Wherever a line holds the string "desktop", copy that line.

(Stored data)
##############################
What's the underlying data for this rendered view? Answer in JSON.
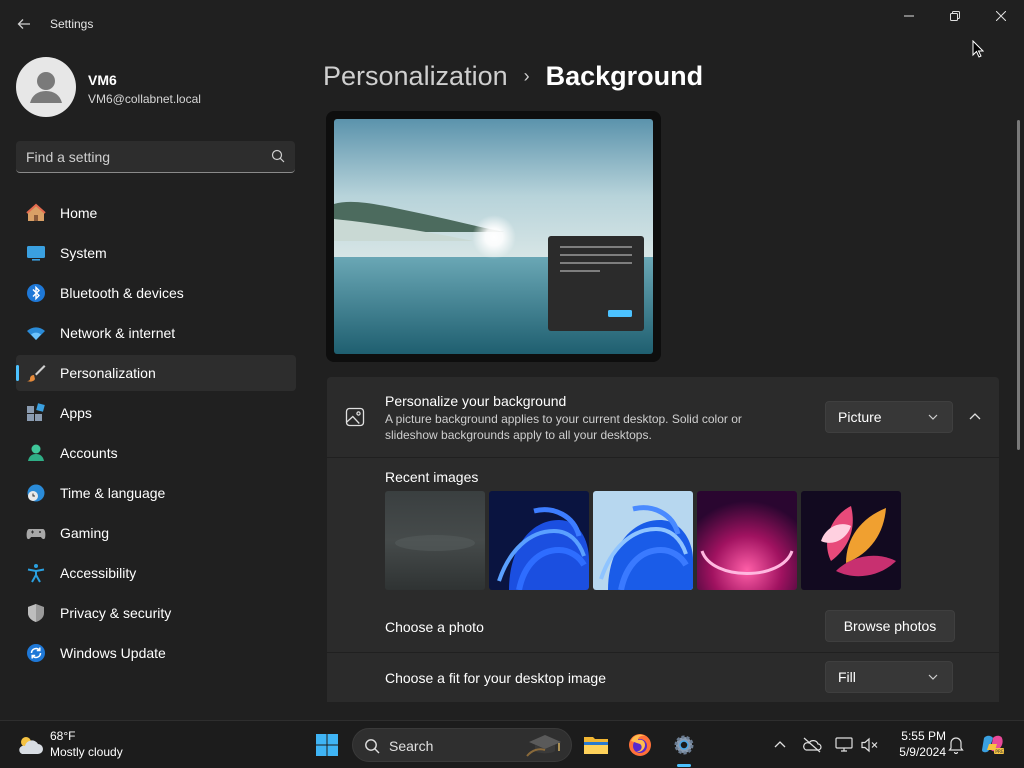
{
  "window": {
    "title": "Settings",
    "back_icon": "arrow-left-icon",
    "min_icon": "minimize-icon",
    "restore_icon": "restore-icon",
    "close_icon": "close-icon"
  },
  "profile": {
    "name": "VM6",
    "email": "VM6@collabnet.local"
  },
  "search": {
    "placeholder": "Find a setting",
    "icon": "search-icon"
  },
  "nav": {
    "items": [
      {
        "label": "Home",
        "icon": "home-icon",
        "active": false
      },
      {
        "label": "System",
        "icon": "system-icon",
        "active": false
      },
      {
        "label": "Bluetooth & devices",
        "icon": "bluetooth-icon",
        "active": false
      },
      {
        "label": "Network & internet",
        "icon": "wifi-icon",
        "active": false
      },
      {
        "label": "Personalization",
        "icon": "brush-icon",
        "active": true
      },
      {
        "label": "Apps",
        "icon": "apps-icon",
        "active": false
      },
      {
        "label": "Accounts",
        "icon": "accounts-icon",
        "active": false
      },
      {
        "label": "Time & language",
        "icon": "globe-clock-icon",
        "active": false
      },
      {
        "label": "Gaming",
        "icon": "gamepad-icon",
        "active": false
      },
      {
        "label": "Accessibility",
        "icon": "accessibility-icon",
        "active": false
      },
      {
        "label": "Privacy & security",
        "icon": "shield-icon",
        "active": false
      },
      {
        "label": "Windows Update",
        "icon": "update-icon",
        "active": false
      }
    ]
  },
  "breadcrumb": {
    "parent": "Personalization",
    "separator": "›",
    "current": "Background"
  },
  "background": {
    "title": "Personalize your background",
    "description": "A picture background applies to your current desktop. Solid color or slideshow backgrounds apply to all your desktops.",
    "type_value": "Picture",
    "recent_label": "Recent images",
    "choose_photo_label": "Choose a photo",
    "browse_label": "Browse photos",
    "fit_label": "Choose a fit for your desktop image",
    "fit_value": "Fill"
  },
  "taskbar": {
    "weather_temp": "68°F",
    "weather_condition": "Mostly cloudy",
    "search_label": "Search",
    "time": "5:55 PM",
    "date": "5/9/2024"
  },
  "colors": {
    "accent": "#4cc2ff",
    "background": "#202020",
    "card": "#2b2b2b"
  }
}
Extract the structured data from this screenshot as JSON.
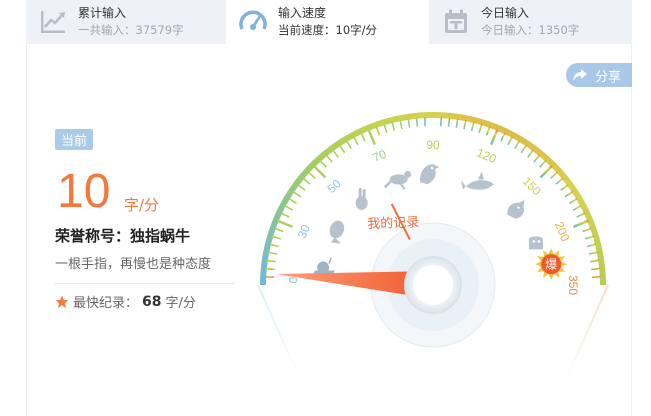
{
  "tabs": [
    {
      "title": "累计输入",
      "sub": "一共输入：37579字"
    },
    {
      "title": "输入速度",
      "sub": "当前速度：10字/分"
    },
    {
      "title": "今日输入",
      "sub": "今日输入：1350字"
    }
  ],
  "share": {
    "label": "分享"
  },
  "current": {
    "badge": "当前",
    "speed": "10",
    "unit": "字/分",
    "honor": "荣誉称号：独指蜗牛",
    "motto": "一根手指，再慢也是种态度",
    "record_label": "最快纪录：",
    "record_value": "68",
    "record_unit": "字/分"
  },
  "gauge": {
    "scale_labels": [
      "0",
      "30",
      "50",
      "70",
      "90",
      "120",
      "150",
      "200",
      "350"
    ],
    "record_tag": "我的记录",
    "burst_label": "爆",
    "needle_value": 10,
    "record_value": 68,
    "icons": [
      "snail-icon",
      "fish-icon",
      "rabbit-icon",
      "kangaroo-icon",
      "eagle-icon",
      "shark-icon",
      "cheetah-icon",
      "rocket-icon"
    ],
    "colors": {
      "blue": "#8fc6e3",
      "green": "#b5d45a",
      "orange": "#f08a3c",
      "needle": "#f36b3a"
    }
  }
}
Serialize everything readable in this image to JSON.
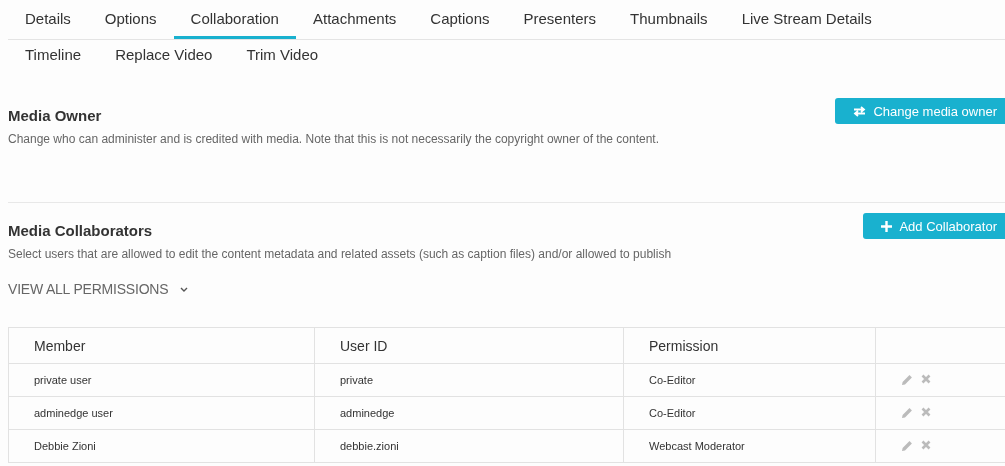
##############################
- **Full output**
    "description": "A picture background applies to your current desktop. Solid color or slideshow backgrounds apply to all your desktops.",
    "fit_label": "Choose a fit for your desktop image",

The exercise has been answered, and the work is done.